---------- Provided records

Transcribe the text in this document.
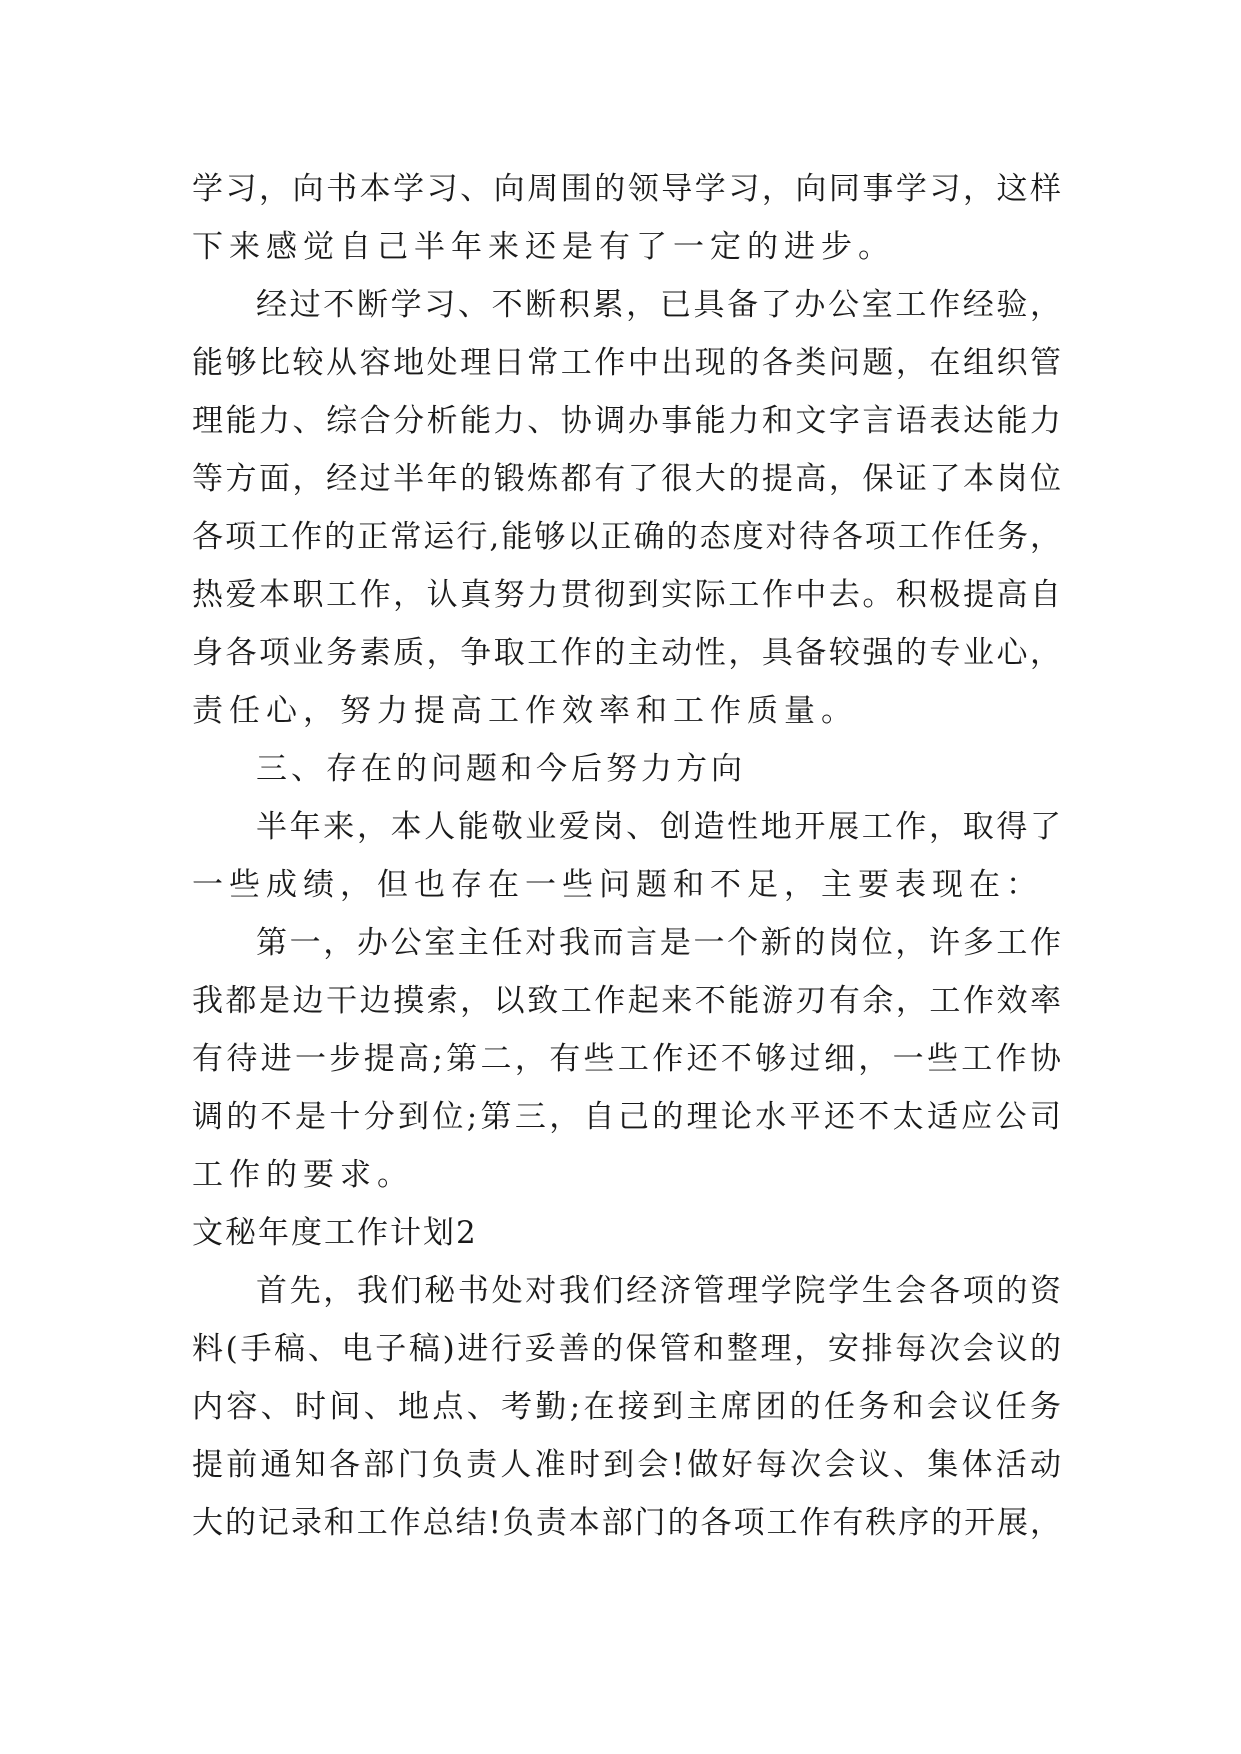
学习，向书本学习、向周围的领导学习，向同事学习，这样
下来感觉自己半年来还是有了一定的进步。
经过不断学习、不断积累，已具备了办公室工作经验，
能够比较从容地处理日常工作中出现的各类问题，在组织管
理能力、综合分析能力、协调办事能力和文字言语表达能力
等方面，经过半年的锻炼都有了很大的提高，保证了本岗位
各项工作的正常运行,能够以正确的态度对待各项工作任务，
热爱本职工作，认真努力贯彻到实际工作中去。积极提高自
身各项业务素质，争取工作的主动性，具备较强的专业心，
责任心，努力提高工作效率和工作质量。
三、存在的问题和今后努力方向
半年来，本人能敬业爱岗、创造性地开展工作，取得了
一些成绩，但也存在一些问题和不足，主要表现在：
第一，办公室主任对我而言是一个新的岗位，许多工作
我都是边干边摸索，以致工作起来不能游刃有余，工作效率
有待进一步提高;第二，有些工作还不够过细，一些工作协
调的不是十分到位;第三，自己的理论水平还不太适应公司
工作的要求。
文秘年度工作计划2
首先，我们秘书处对我们经济管理学院学生会各项的资
料(手稿、电子稿)进行妥善的保管和整理，安排每次会议的
内容、时间、地点、考勤;在接到主席团的任务和会议任务
提前通知各部门负责人准时到会!做好每次会议、集体活动
大的记录和工作总结!负责本部门的各项工作有秩序的开展，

--------------------

Short problem: Copy out the whole listing exactly, and don't carry over any pictures.

Solved exercise:
Transcribe the text in this document.
学习，向书本学习、向周围的领导学习，向同事学习，这样
下来感觉自己半年来还是有了一定的进步。
经过不断学习、不断积累，已具备了办公室工作经验，
能够比较从容地处理日常工作中出现的各类问题，在组织管
理能力、综合分析能力、协调办事能力和文字言语表达能力
等方面，经过半年的锻炼都有了很大的提高，保证了本岗位
各项工作的正常运行,能够以正确的态度对待各项工作任务，
热爱本职工作，认真努力贯彻到实际工作中去。积极提高自
身各项业务素质，争取工作的主动性，具备较强的专业心，
责任心，努力提高工作效率和工作质量。
三、存在的问题和今后努力方向
半年来，本人能敬业爱岗、创造性地开展工作，取得了
一些成绩，但也存在一些问题和不足，主要表现在：
第一，办公室主任对我而言是一个新的岗位，许多工作
我都是边干边摸索，以致工作起来不能游刃有余，工作效率
有待进一步提高;第二，有些工作还不够过细，一些工作协
调的不是十分到位;第三，自己的理论水平还不太适应公司
工作的要求。
文秘年度工作计划2
首先，我们秘书处对我们经济管理学院学生会各项的资
料(手稿、电子稿)进行妥善的保管和整理，安排每次会议的
内容、时间、地点、考勤;在接到主席团的任务和会议任务
提前通知各部门负责人准时到会!做好每次会议、集体活动
大的记录和工作总结!负责本部门的各项工作有秩序的开展，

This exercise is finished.